**Work to complete:**
Exactly reproduce all the records, keeping pictures out of the copy.

**Exercise material:**

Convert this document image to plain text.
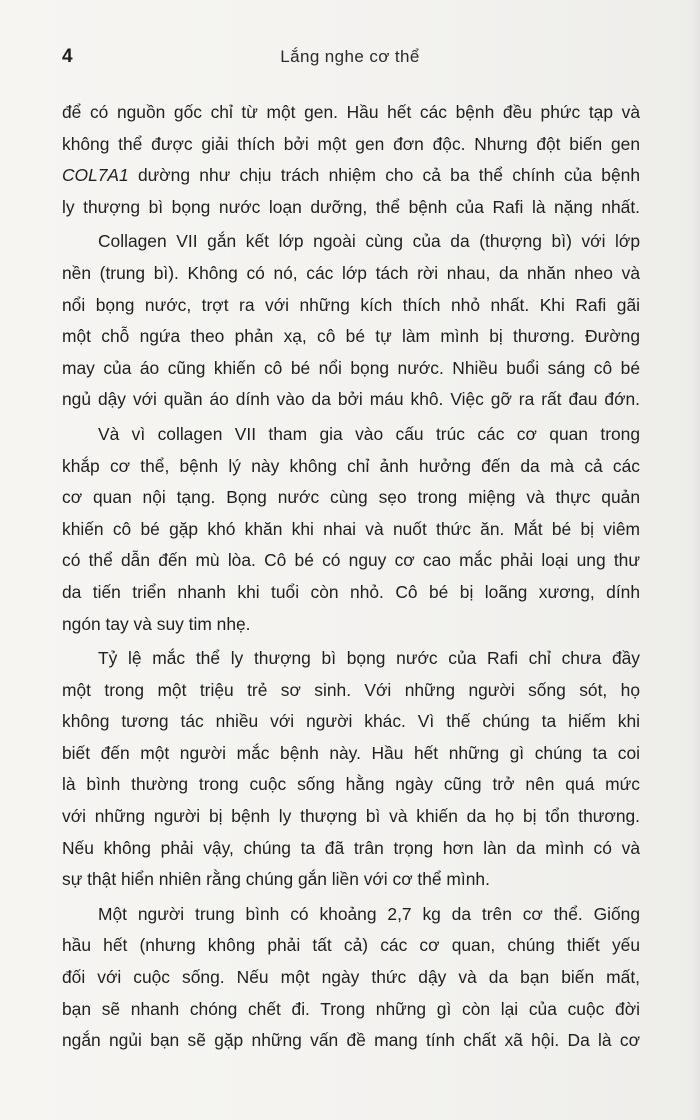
4	Lắng nghe cơ thể

để có nguồn gốc chỉ từ một gen. Hầu hết các bệnh đều phức tạp và
không thể được giải thích bởi một gen đơn độc. Nhưng đột biến gen
COL7A1 dường như chịu trách nhiệm cho cả ba thể chính của bệnh
ly thượng bì bọng nước loạn dưỡng, thể bệnh của Rafi là nặng nhất.

Collagen VII gắn kết lớp ngoài cùng của da (thượng bì) với lớp
nền (trung bì). Không có nó, các lớp tách rời nhau, da nhăn nheo và
nổi bọng nước, trợt ra với những kích thích nhỏ nhất. Khi Rafi gãi
một chỗ ngứa theo phản xạ, cô bé tự làm mình bị thương. Đường
may của áo cũng khiến cô bé nổi bọng nước. Nhiều buổi sáng cô bé
ngủ dậy với quần áo dính vào da bởi máu khô. Việc gỡ ra rất đau đớn.

Và vì collagen VII tham gia vào cấu trúc các cơ quan trong
khắp cơ thể, bệnh lý này không chỉ ảnh hưởng đến da mà cả các
cơ quan nội tạng. Bọng nước cùng sẹo trong miệng và thực quản
khiến cô bé gặp khó khăn khi nhai và nuốt thức ăn. Mắt bé bị viêm
có thể dẫn đến mù lòa. Cô bé có nguy cơ cao mắc phải loại ung thư
da tiến triển nhanh khi tuổi còn nhỏ. Cô bé bị loãng xương, dính
ngón tay và suy tim nhẹ.

Tỷ lệ mắc thể ly thượng bì bọng nước của Rafi chỉ chưa đầy
một trong một triệu trẻ sơ sinh. Với những người sống sót, họ
không tương tác nhiều với người khác. Vì thế chúng ta hiếm khi
biết đến một người mắc bệnh này. Hầu hết những gì chúng ta coi
là bình thường trong cuộc sống hằng ngày cũng trở nên quá mức
với những người bị bệnh ly thượng bì và khiến da họ bị tổn thương.
Nếu không phải vậy, chúng ta đã trân trọng hơn làn da mình có và
sự thật hiển nhiên rằng chúng gắn liền với cơ thể mình.

Một người trung bình có khoảng 2,7 kg da trên cơ thể. Giống
hầu hết (nhưng không phải tất cả) các cơ quan, chúng thiết yếu
đối với cuộc sống. Nếu một ngày thức dậy và da bạn biến mất,
bạn sẽ nhanh chóng chết đi. Trong những gì còn lại của cuộc đời
ngắn ngủi bạn sẽ gặp những vấn đề mang tính chất xã hội. Da là cơ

**The answer:**
Convert this document image to plain text.
4	Lắng nghe cơ thể

để có nguồn gốc chỉ từ một gen. Hầu hết các bệnh đều phức tạp và
không thể được giải thích bởi một gen đơn độc. Nhưng đột biến gen
COL7A1 dường như chịu trách nhiệm cho cả ba thể chính của bệnh
ly thượng bì bọng nước loạn dưỡng, thể bệnh của Rafi là nặng nhất.

Collagen VII gắn kết lớp ngoài cùng của da (thượng bì) với lớp
nền (trung bì). Không có nó, các lớp tách rời nhau, da nhăn nheo và
nổi bọng nước, trợt ra với những kích thích nhỏ nhất. Khi Rafi gãi
một chỗ ngứa theo phản xạ, cô bé tự làm mình bị thương. Đường
may của áo cũng khiến cô bé nổi bọng nước. Nhiều buổi sáng cô bé
ngủ dậy với quần áo dính vào da bởi máu khô. Việc gỡ ra rất đau đớn.

Và vì collagen VII tham gia vào cấu trúc các cơ quan trong
khắp cơ thể, bệnh lý này không chỉ ảnh hưởng đến da mà cả các
cơ quan nội tạng. Bọng nước cùng sẹo trong miệng và thực quản
khiến cô bé gặp khó khăn khi nhai và nuốt thức ăn. Mắt bé bị viêm
có thể dẫn đến mù lòa. Cô bé có nguy cơ cao mắc phải loại ung thư
da tiến triển nhanh khi tuổi còn nhỏ. Cô bé bị loãng xương, dính
ngón tay và suy tim nhẹ.

Tỷ lệ mắc thể ly thượng bì bọng nước của Rafi chỉ chưa đầy
một trong một triệu trẻ sơ sinh. Với những người sống sót, họ
không tương tác nhiều với người khác. Vì thế chúng ta hiếm khi
biết đến một người mắc bệnh này. Hầu hết những gì chúng ta coi
là bình thường trong cuộc sống hằng ngày cũng trở nên quá mức
với những người bị bệnh ly thượng bì và khiến da họ bị tổn thương.
Nếu không phải vậy, chúng ta đã trân trọng hơn làn da mình có và
sự thật hiển nhiên rằng chúng gắn liền với cơ thể mình.

Một người trung bình có khoảng 2,7 kg da trên cơ thể. Giống
hầu hết (nhưng không phải tất cả) các cơ quan, chúng thiết yếu
đối với cuộc sống. Nếu một ngày thức dậy và da bạn biến mất,
bạn sẽ nhanh chóng chết đi. Trong những gì còn lại của cuộc đời
ngắn ngủi bạn sẽ gặp những vấn đề mang tính chất xã hội. Da là cơ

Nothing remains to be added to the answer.